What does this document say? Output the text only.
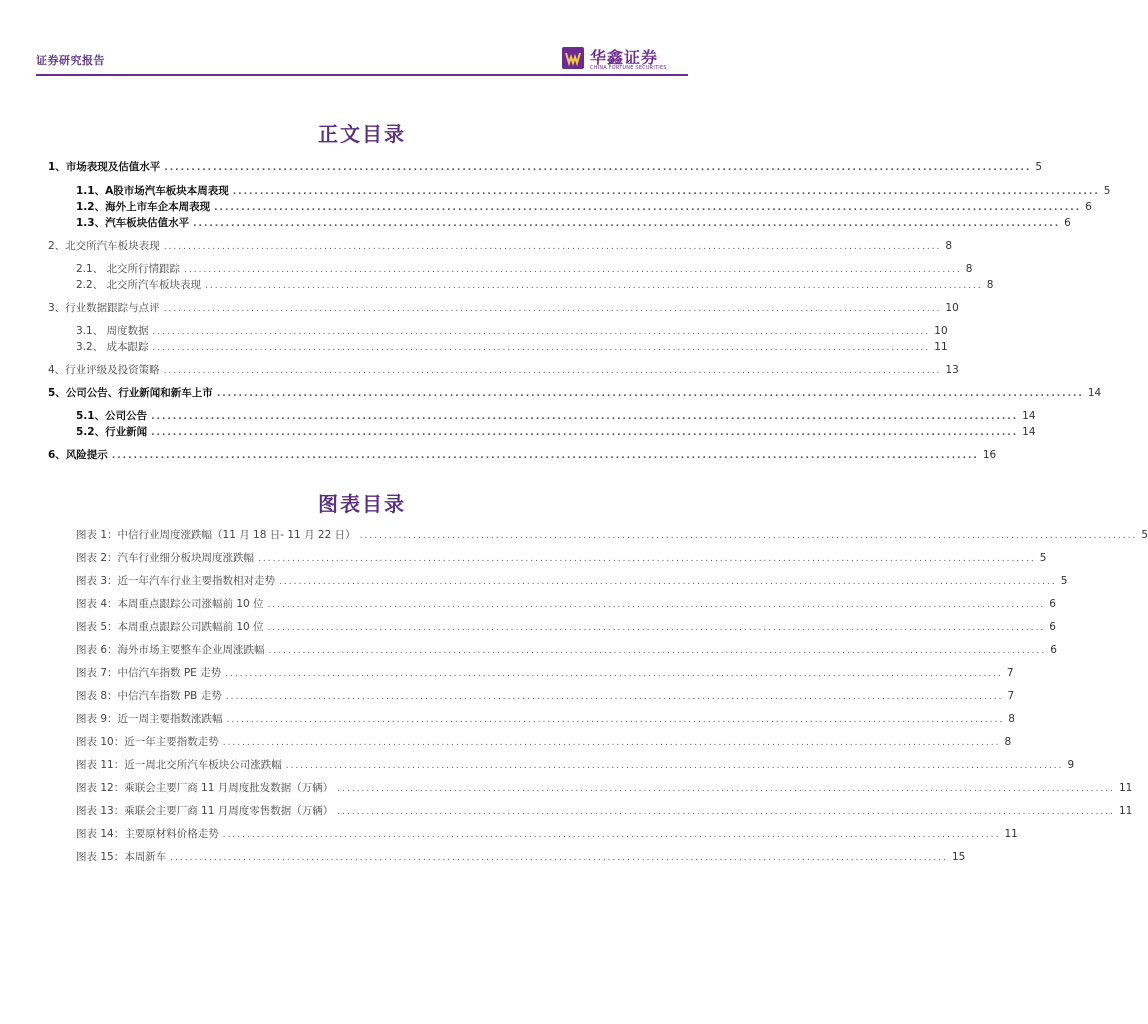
证券研究报告	华鑫证券
CHINA FORTUNE SECURITIES
正文目录
1、 市场表现及估值水平 ................................................................................................................................................................ 5
1.1、A股市场汽车板块本周表现 ................................................................................................................................................................ 5
1.2、海外上市车企本周表现 ................................................................................................................................................................ 6
1.3、汽车板块估值水平 ................................................................................................................................................................ 6
2、 北交所汽车板块表现 ................................................................................................................................................................ 8
2.1、 北交所行情跟踪 ................................................................................................................................................................ 8
2.2、 北交所汽车板块表现 ................................................................................................................................................................ 8
3、 行业数据跟踪与点评 ................................................................................................................................................................ 10
3.1、 周度数据 ................................................................................................................................................................ 10
3.2、 成本跟踪 ................................................................................................................................................................ 11
4、 行业评级及投资策略 ................................................................................................................................................................ 13
5、 公司公告、行业新闻和新车上市 ................................................................................................................................................................ 14
5.1、公司公告 ................................................................................................................................................................ 14
5.2、行业新闻 ................................................................................................................................................................ 14
6、 风险提示 ................................................................................................................................................................ 16
图表目录
图表 1：中信行业周度涨跌幅（11 月 18 日- 11 月 22 日） ................................................................................................................................................................ 5
图表 2：汽车行业细分板块周度涨跌幅 ................................................................................................................................................................ 5
图表 3：近一年汽车行业主要指数相对走势 ................................................................................................................................................................ 5
图表 4：本周重点跟踪公司涨幅前 10 位 ................................................................................................................................................................ 6
图表 5：本周重点跟踪公司跌幅前 10 位 ................................................................................................................................................................ 6
图表 6：海外市场主要整车企业周涨跌幅 ................................................................................................................................................................ 6
图表 7：中信汽车指数 PE 走势 ................................................................................................................................................................ 7
图表 8：中信汽车指数 PB 走势 ................................................................................................................................................................ 7
图表 9：近一周主要指数涨跌幅 ................................................................................................................................................................ 8
图表 10：近一年主要指数走势 ................................................................................................................................................................ 8
图表 11：近一周北交所汽车板块公司涨跌幅 ................................................................................................................................................................ 9
图表 12：乘联会主要厂商 11 月周度批发数据（万辆） ................................................................................................................................................................ 11
图表 13：乘联会主要厂商 11 月周度零售数据（万辆） ................................................................................................................................................................ 11
图表 14：主要原材料价格走势 ................................................................................................................................................................ 11
图表 15：本周新车 ................................................................................................................................................................ 15
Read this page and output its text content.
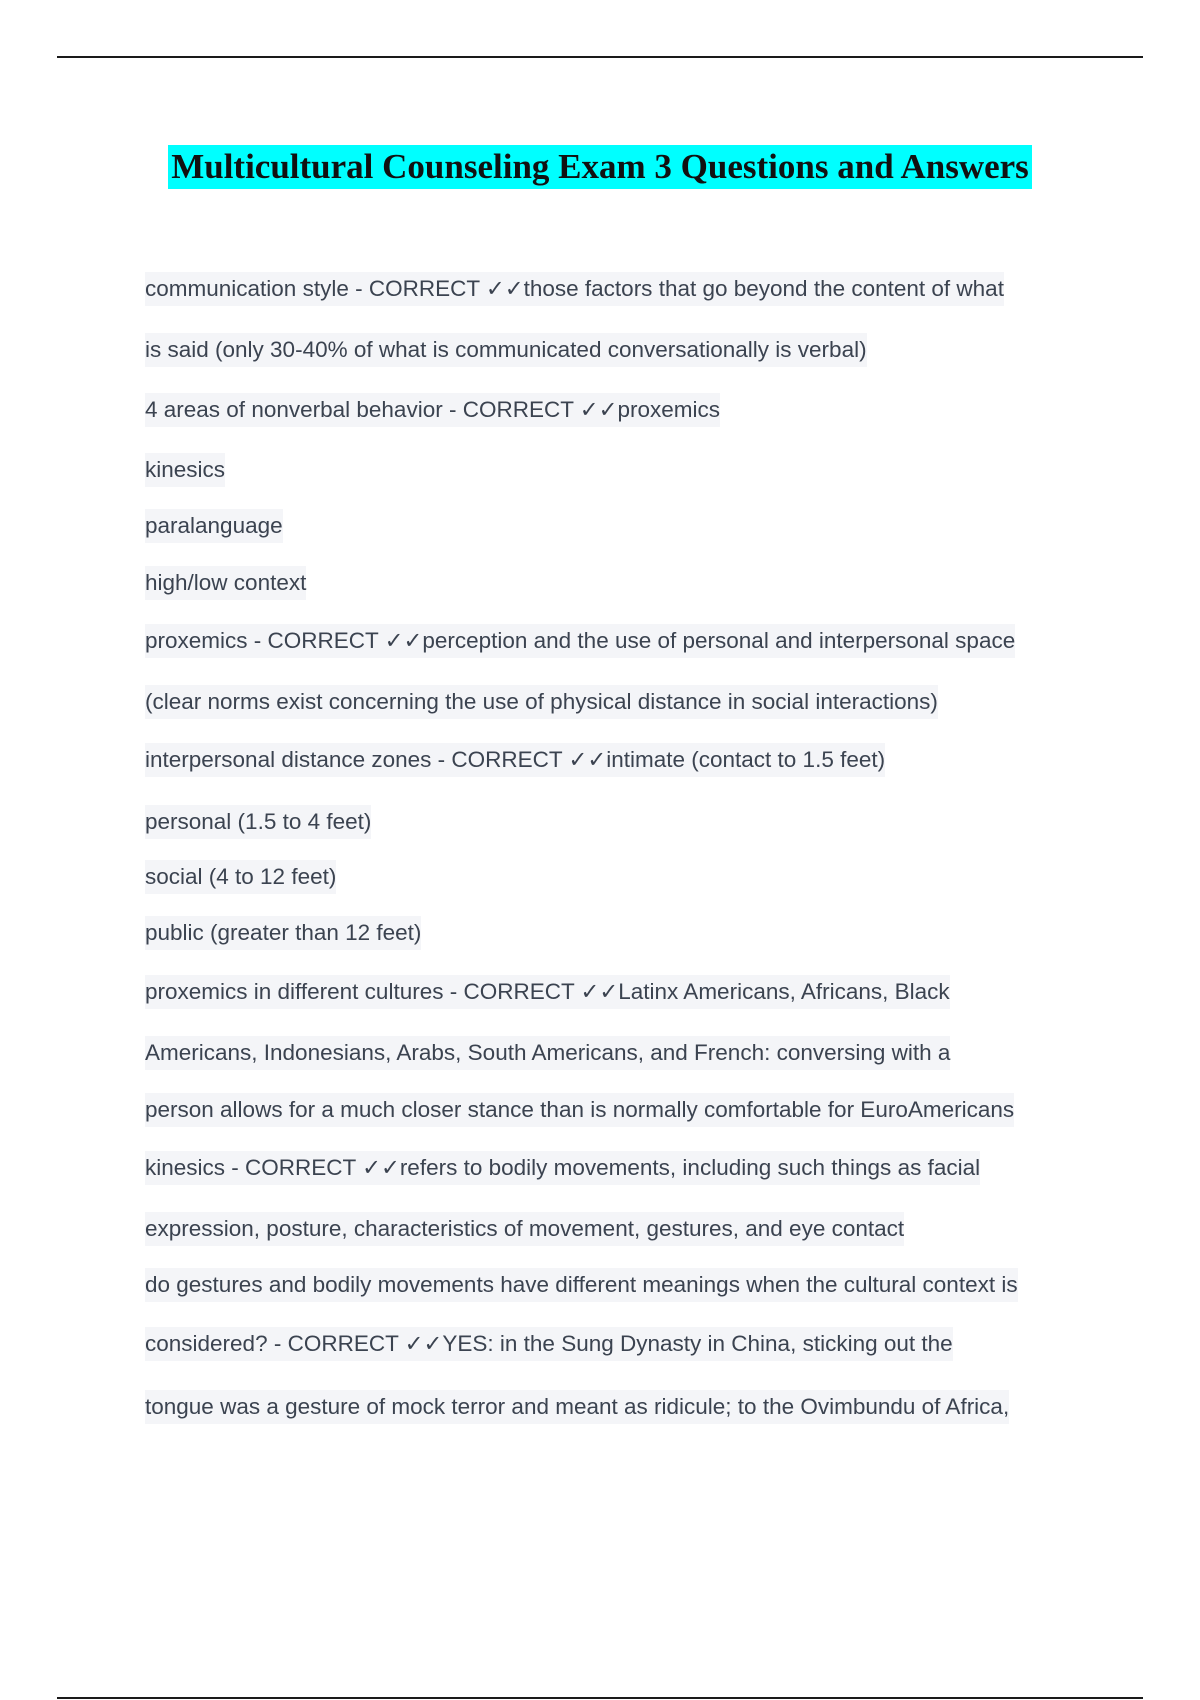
Multicultural Counseling Exam 3 Questions and Answers
communication style - CORRECT ✓✓those factors that go beyond the content of what
is said (only 30-40% of what is communicated conversationally is verbal)
4 areas of nonverbal behavior - CORRECT ✓✓proxemics
kinesics
paralanguage
high/low context
proxemics - CORRECT ✓✓perception and the use of personal and interpersonal space
(clear norms exist concerning the use of physical distance in social interactions)
interpersonal distance zones - CORRECT ✓✓intimate (contact to 1.5 feet)
personal (1.5 to 4 feet)
social (4 to 12 feet)
public (greater than 12 feet)
proxemics in different cultures - CORRECT ✓✓Latinx Americans, Africans, Black
Americans, Indonesians, Arabs, South Americans, and French: conversing with a
person allows for a much closer stance than is normally comfortable for EuroAmericans
kinesics - CORRECT ✓✓refers to bodily movements, including such things as facial
expression, posture, characteristics of movement, gestures, and eye contact
do gestures and bodily movements have different meanings when the cultural context is
considered? - CORRECT ✓✓YES: in the Sung Dynasty in China, sticking out the
tongue was a gesture of mock terror and meant as ridicule; to the Ovimbundu of Africa,
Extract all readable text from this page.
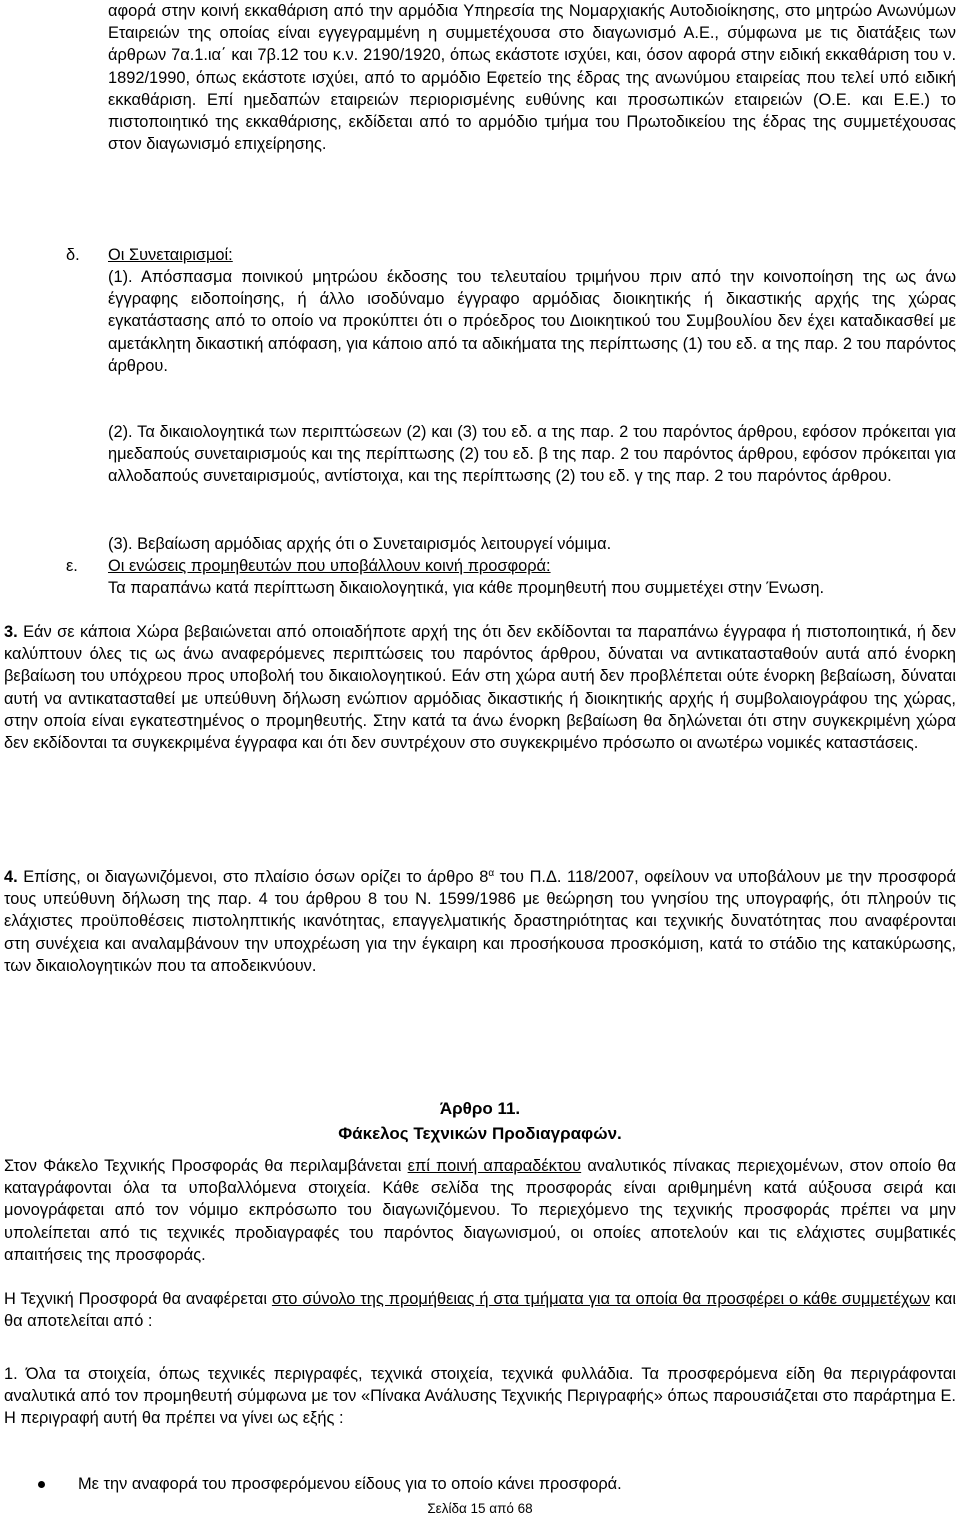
αφορά στην κοινή εκκαθάριση από την αρμόδια Υπηρεσία της Νομαρχιακής Αυτοδιοίκησης, στο μητρώο Ανωνύμων Εταιρειών της οποίας είναι εγγεγραμμένη η συμμετέχουσα στο διαγωνισμό Α.Ε., σύμφωνα με τις διατάξεις των άρθρων 7α.1.ια΄ και 7β.12 του κ.ν. 2190/1920, όπως εκάστοτε ισχύει, και, όσον αφορά στην ειδική εκκαθάριση του ν. 1892/1990, όπως εκάστοτε ισχύει, από το αρμόδιο Εφετείο της έδρας της ανωνύμου εταιρείας που τελεί υπό ειδική εκκαθάριση. Επί ημεδαπών εταιρειών περιορισμένης ευθύνης και προσωπικών εταιρειών (Ο.Ε. και Ε.Ε.) το πιστοποιητικό της εκκαθάρισης, εκδίδεται από το αρμόδιο τμήμα του Πρωτοδικείου της έδρας της συμμετέχουσας στον διαγωνισμό επιχείρησης.

δ. Οι Συνεταιρισμοί:

(1). Απόσπασμα ποινικού μητρώου έκδοσης του τελευταίου τριμήνου πριν από την κοινοποίηση της ως άνω έγγραφης ειδοποίησης, ή άλλο ισοδύναμο έγγραφο αρμόδιας διοικητικής ή δικαστικής αρχής της χώρας εγκατάστασης από το οποίο να προκύπτει ότι ο πρόεδρος του Διοικητικού του Συμβουλίου δεν έχει καταδικασθεί με αμετάκλητη δικαστική απόφαση, για κάποιο από τα αδικήματα της περίπτωσης (1) του εδ. α της παρ. 2 του παρόντος άρθρου.

(2). Τα δικαιολογητικά των περιπτώσεων (2) και (3) του εδ. α της παρ. 2 του παρόντος άρθρου, εφόσον πρόκειται για ημεδαπούς συνεταιρισμούς και της περίπτωσης (2) του εδ. β της παρ. 2 του παρόντος άρθρου, εφόσον πρόκειται για αλλοδαπούς συνεταιρισμούς, αντίστοιχα, και της περίπτωσης (2) του εδ. γ της παρ. 2 του παρόντος άρθρου.

(3). Βεβαίωση αρμόδιας αρχής ότι ο Συνεταιρισμός λειτουργεί νόμιμα.

ε. Οι ενώσεις προμηθευτών που υποβάλλουν κοινή προσφορά:

Τα παραπάνω κατά περίπτωση δικαιολογητικά, για κάθε προμηθευτή που συμμετέχει στην Ένωση.

3. Εάν σε κάποια Χώρα βεβαιώνεται από οποιαδήποτε αρχή της ότι δεν εκδίδονται τα παραπάνω έγγραφα ή πιστοποιητικά, ή δεν καλύπτουν όλες τις ως άνω αναφερόμενες περιπτώσεις του παρόντος άρθρου, δύναται να αντικατασταθούν αυτά από ένορκη βεβαίωση του υπόχρεου προς υποβολή του δικαιολογητικού. Εάν στη χώρα αυτή δεν προβλέπεται ούτε ένορκη βεβαίωση, δύναται αυτή να αντικατασταθεί με υπεύθυνη δήλωση ενώπιον αρμόδιας δικαστικής ή διοικητικής αρχής ή συμβολαιογράφου της χώρας, στην οποία είναι εγκατεστημένος ο προμηθευτής. Στην κατά τα άνω ένορκη βεβαίωση θα δηλώνεται ότι στην συγκεκριμένη χώρα δεν εκδίδονται τα συγκεκριμένα έγγραφα και ότι δεν συντρέχουν στο συγκεκριμένο πρόσωπο οι ανωτέρω νομικές καταστάσεις.

4. Επίσης, οι διαγωνιζόμενοι, στο πλαίσιο όσων ορίζει το άρθρο $8^\alpha$ του Π.Δ. 118/2007, οφείλουν να υποβάλουν με την προσφορά τους υπεύθυνη δήλωση της παρ. 4 του άρθρου 8 του Ν. 1599/1986 με θεώρηση του γνησίου της υπογραφής, ότι πληρούν τις ελάχιστες προϋποθέσεις πιστοληπτικής ικανότητας, επαγγελματικής δραστηριότητας και τεχνικής δυνατότητας που αναφέρονται στη συνέχεια και αναλαμβάνουν την υποχρέωση για την έγκαιρη και προσήκουσα προσκόμιση, κατά το στάδιο της κατακύρωσης, των δικαιολογητικών που τα αποδεικνύουν.

Άρθρο 11.
Φάκελος Τεχνικών Προδιαγραφών.

Στον Φάκελο Τεχνικής Προσφοράς θα περιλαμβάνεται επί ποινή απαραδέκτου αναλυτικός πίνακας περιεχομένων, στον οποίο θα καταγράφονται όλα τα υποβαλλόμενα στοιχεία. Κάθε σελίδα της προσφοράς είναι αριθμημένη κατά αύξουσα σειρά και μονογράφεται από τον νόμιμο εκπρόσωπο του διαγωνιζόμενου. Το περιεχόμενο της τεχνικής προσφοράς πρέπει να μην υπολείπεται από τις τεχνικές προδιαγραφές του παρόντος διαγωνισμού, οι οποίες αποτελούν και τις ελάχιστες συμβατικές απαιτήσεις της προσφοράς.

Η Τεχνική Προσφορά θα αναφέρεται στο σύνολο της προμήθειας ή στα τμήματα για τα οποία θα προσφέρει ο κάθε συμμετέχων και θα αποτελείται από :

1. Όλα τα στοιχεία, όπως τεχνικές περιγραφές, τεχνικά στοιχεία, τεχνικά φυλλάδια. Τα προσφερόμενα είδη θα περιγράφονται αναλυτικά από τον προμηθευτή σύμφωνα με τον «Πίνακα Ανάλυσης Τεχνικής Περιγραφής» όπως παρουσιάζεται στο παράρτημα Ε. Η περιγραφή αυτή θα πρέπει να γίνει ως εξής :

Με την αναφορά του προσφερόμενου είδους για το οποίο κάνει προσφορά.
Σελίδα 15 από 68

■ Exercise brief
In the records above, locate every line with the string "different" and copy it.

■ Answer to the exercise
proxemics in different cultures - CORRECT ✓✓Latinx Americans, Africans, Black
do gestures and bodily movements have different meanings when the cultural context is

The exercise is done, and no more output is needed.